Copy every line of the material below word for word.

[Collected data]
::::

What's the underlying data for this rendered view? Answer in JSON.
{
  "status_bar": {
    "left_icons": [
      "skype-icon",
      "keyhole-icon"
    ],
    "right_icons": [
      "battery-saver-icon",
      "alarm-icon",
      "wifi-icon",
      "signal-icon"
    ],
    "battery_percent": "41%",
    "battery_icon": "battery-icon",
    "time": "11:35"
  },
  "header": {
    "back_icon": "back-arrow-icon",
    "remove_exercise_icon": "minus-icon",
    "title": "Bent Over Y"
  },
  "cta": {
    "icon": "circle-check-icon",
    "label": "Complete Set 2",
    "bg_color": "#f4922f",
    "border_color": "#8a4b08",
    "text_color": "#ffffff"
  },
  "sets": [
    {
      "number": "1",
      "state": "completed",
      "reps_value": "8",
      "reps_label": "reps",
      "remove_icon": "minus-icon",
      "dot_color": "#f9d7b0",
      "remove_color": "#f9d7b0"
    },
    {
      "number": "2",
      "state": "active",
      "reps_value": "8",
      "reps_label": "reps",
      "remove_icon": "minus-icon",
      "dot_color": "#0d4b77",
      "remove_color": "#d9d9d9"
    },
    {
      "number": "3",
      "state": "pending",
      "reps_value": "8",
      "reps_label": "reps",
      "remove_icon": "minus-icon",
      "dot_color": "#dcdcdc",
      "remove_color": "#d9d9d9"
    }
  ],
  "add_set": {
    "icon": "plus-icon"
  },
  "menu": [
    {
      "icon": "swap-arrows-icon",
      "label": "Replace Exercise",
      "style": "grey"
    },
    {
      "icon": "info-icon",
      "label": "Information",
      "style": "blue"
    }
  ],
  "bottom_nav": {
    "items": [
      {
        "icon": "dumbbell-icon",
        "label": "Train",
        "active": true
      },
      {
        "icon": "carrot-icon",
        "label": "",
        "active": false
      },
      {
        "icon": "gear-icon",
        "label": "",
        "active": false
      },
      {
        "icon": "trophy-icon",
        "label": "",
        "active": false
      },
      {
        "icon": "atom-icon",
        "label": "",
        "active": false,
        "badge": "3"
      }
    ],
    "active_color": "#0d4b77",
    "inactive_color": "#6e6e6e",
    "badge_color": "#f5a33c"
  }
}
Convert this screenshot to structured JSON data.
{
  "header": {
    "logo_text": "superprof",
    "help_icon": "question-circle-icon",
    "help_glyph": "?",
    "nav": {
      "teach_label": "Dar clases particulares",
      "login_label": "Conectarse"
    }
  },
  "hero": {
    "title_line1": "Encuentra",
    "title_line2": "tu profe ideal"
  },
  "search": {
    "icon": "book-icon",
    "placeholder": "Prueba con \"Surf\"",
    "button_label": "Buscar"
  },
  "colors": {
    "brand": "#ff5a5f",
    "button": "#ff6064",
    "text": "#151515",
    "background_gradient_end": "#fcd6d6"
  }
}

::::

• Final answer
What's the underlying data for this rendered view? Answer in JSON.
{
  "status_bar": {
    "left_icons": [
      "skype-icon",
      "keyhole-icon"
    ],
    "right_icons": [
      "battery-saver-icon",
      "alarm-icon",
      "wifi-icon",
      "signal-icon"
    ],
    "battery_percent": "41%",
    "battery_icon": "battery-icon",
    "time": "11:35"
  },
  "header": {
    "back_icon": "back-arrow-icon",
    "remove_exercise_icon": "minus-icon",
    "title": "Bent Over Y"
  },
  "cta": {
    "icon": "circle-check-icon",
    "label": "Complete Set 2",
    "bg_color": "#f4922f",
    "border_color": "#8a4b08",
    "text_color": "#ffffff"
  },
  "sets": [
    {
      "number": "1",
      "state": "completed",
      "reps_value": "8",
      "reps_label": "reps",
      "remove_icon": "minus-icon",
      "dot_color": "#f9d7b0",
      "remove_color": "#f9d7b0"
    },
    {
      "number": "2",
      "state": "active",
      "reps_value": "8",
      "reps_label": "reps",
      "remove_icon": "minus-icon",
      "dot_color": "#0d4b77",
      "remove_color": "#d9d9d9"
    },
    {
      "number": "3",
      "state": "pending",
      "reps_value": "8",
      "reps_label": "reps",
      "remove_icon": "minus-icon",
      "dot_color": "#dcdcdc",
      "remove_color": "#d9d9d9"
    }
  ],
  "add_set": {
    "icon": "plus-icon"
  },
  "menu": [
    {
      "icon": "swap-arrows-icon",
      "label": "Replace Exercise",
      "style": "grey"
    },
    {
      "icon": "info-icon",
      "label": "Information",
      "style": "blue"
    }
  ],
  "bottom_nav": {
    "items": [
      {
        "icon": "dumbbell-icon",
        "label": "Train",
        "active": true
      },
      {
        "icon": "carrot-icon",
        "label": "",
        "active": false
      },
      {
        "icon": "gear-icon",
        "label": "",
        "active": false
      },
      {
        "icon": "trophy-icon",
        "label": "",
        "active": false
      },
      {
        "icon": "atom-icon",
        "label": "",
        "active": false,
        "badge": "3"
      }
    ],
    "active_color": "#0d4b77",
    "inactive_color": "#6e6e6e",
    "badge_color": "#f5a33c"
  }
}
Convert this screenshot to structured JSON data.
{
  "header": {
    "logo_text": "superprof",
    "help_icon": "question-circle-icon",
    "help_glyph": "?",
    "nav": {
      "teach_label": "Dar clases particulares",
      "login_label": "Conectarse"
    }
  },
  "hero": {
    "title_line1": "Encuentra",
    "title_line2": "tu profe ideal"
  },
  "search": {
    "icon": "book-icon",
    "placeholder": "Prueba con \"Surf\"",
    "button_label": "Buscar"
  },
  "colors": {
    "brand": "#ff5a5f",
    "button": "#ff6064",
    "text": "#151515",
    "background_gradient_end": "#fcd6d6"
  }
}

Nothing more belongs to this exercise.